SET TASK — All entries should be output exactly as they stand.

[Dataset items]
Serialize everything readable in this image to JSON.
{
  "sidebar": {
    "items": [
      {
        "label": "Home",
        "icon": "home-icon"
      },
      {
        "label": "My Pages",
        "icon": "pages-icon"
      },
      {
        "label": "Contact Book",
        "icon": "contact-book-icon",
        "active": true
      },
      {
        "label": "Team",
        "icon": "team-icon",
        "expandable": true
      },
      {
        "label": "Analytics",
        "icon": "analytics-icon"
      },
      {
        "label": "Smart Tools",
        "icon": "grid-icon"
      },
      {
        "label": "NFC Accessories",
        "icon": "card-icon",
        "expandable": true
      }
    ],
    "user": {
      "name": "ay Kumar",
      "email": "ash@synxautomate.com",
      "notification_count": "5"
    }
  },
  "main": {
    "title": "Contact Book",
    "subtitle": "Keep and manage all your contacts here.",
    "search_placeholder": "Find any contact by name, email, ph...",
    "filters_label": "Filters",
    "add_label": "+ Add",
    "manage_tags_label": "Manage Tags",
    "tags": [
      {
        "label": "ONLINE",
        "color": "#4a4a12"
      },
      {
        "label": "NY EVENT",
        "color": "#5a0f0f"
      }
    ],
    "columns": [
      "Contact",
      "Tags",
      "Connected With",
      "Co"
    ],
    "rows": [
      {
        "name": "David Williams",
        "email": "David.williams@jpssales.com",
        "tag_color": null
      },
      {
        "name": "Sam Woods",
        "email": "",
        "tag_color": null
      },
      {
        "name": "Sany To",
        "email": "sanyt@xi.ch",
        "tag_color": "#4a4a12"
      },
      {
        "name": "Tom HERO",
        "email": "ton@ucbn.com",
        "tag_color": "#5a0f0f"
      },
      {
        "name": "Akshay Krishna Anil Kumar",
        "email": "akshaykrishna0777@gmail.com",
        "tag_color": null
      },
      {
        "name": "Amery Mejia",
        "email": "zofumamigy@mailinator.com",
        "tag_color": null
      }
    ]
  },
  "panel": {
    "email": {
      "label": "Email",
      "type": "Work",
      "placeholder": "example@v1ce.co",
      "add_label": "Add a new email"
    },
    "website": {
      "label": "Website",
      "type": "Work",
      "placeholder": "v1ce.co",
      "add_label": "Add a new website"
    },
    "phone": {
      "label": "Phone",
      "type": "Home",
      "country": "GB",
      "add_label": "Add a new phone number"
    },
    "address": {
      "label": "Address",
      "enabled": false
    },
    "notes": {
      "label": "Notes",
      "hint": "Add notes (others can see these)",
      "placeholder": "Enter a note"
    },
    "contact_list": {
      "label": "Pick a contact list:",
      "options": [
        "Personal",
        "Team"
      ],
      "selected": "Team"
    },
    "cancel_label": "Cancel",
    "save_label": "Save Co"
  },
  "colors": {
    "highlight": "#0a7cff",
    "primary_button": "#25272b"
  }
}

WRITTEN ANSWER —
Serialize everything readable in this image to JSON.
{
  "sidebar": {
    "items": [
      {
        "label": "Home",
        "icon": "home-icon"
      },
      {
        "label": "My Pages",
        "icon": "pages-icon"
      },
      {
        "label": "Contact Book",
        "icon": "contact-book-icon",
        "active": true
      },
      {
        "label": "Team",
        "icon": "team-icon",
        "expandable": true
      },
      {
        "label": "Analytics",
        "icon": "analytics-icon"
      },
      {
        "label": "Smart Tools",
        "icon": "grid-icon"
      },
      {
        "label": "NFC Accessories",
        "icon": "card-icon",
        "expandable": true
      }
    ],
    "user": {
      "name": "ay Kumar",
      "email": "ash@synxautomate.com",
      "notification_count": "5"
    }
  },
  "main": {
    "title": "Contact Book",
    "subtitle": "Keep and manage all your contacts here.",
    "search_placeholder": "Find any contact by name, email, ph...",
    "filters_label": "Filters",
    "add_label": "+ Add",
    "manage_tags_label": "Manage Tags",
    "tags": [
      {
        "label": "ONLINE",
        "color": "#4a4a12"
      },
      {
        "label": "NY EVENT",
        "color": "#5a0f0f"
      }
    ],
    "columns": [
      "Contact",
      "Tags",
      "Connected With",
      "Co"
    ],
    "rows": [
      {
        "name": "David Williams",
        "email": "David.williams@jpssales.com",
        "tag_color": null
      },
      {
        "name": "Sam Woods",
        "email": "",
        "tag_color": null
      },
      {
        "name": "Sany To",
        "email": "sanyt@xi.ch",
        "tag_color": "#4a4a12"
      },
      {
        "name": "Tom HERO",
        "email": "ton@ucbn.com",
        "tag_color": "#5a0f0f"
      },
      {
        "name": "Akshay Krishna Anil Kumar",
        "email": "akshaykrishna0777@gmail.com",
        "tag_color": null
      },
      {
        "name": "Amery Mejia",
        "email": "zofumamigy@mailinator.com",
        "tag_color": null
      }
    ]
  },
  "panel": {
    "email": {
      "label": "Email",
      "type": "Work",
      "placeholder": "example@v1ce.co",
      "add_label": "Add a new email"
    },
    "website": {
      "label": "Website",
      "type": "Work",
      "placeholder": "v1ce.co",
      "add_label": "Add a new website"
    },
    "phone": {
      "label": "Phone",
      "type": "Home",
      "country": "GB",
      "add_label": "Add a new phone number"
    },
    "address": {
      "label": "Address",
      "enabled": false
    },
    "notes": {
      "label": "Notes",
      "hint": "Add notes (others can see these)",
      "placeholder": "Enter a note"
    },
    "contact_list": {
      "label": "Pick a contact list:",
      "options": [
        "Personal",
        "Team"
      ],
      "selected": "Team"
    },
    "cancel_label": "Cancel",
    "save_label": "Save Co"
  },
  "colors": {
    "highlight": "#0a7cff",
    "primary_button": "#25272b"
  }
}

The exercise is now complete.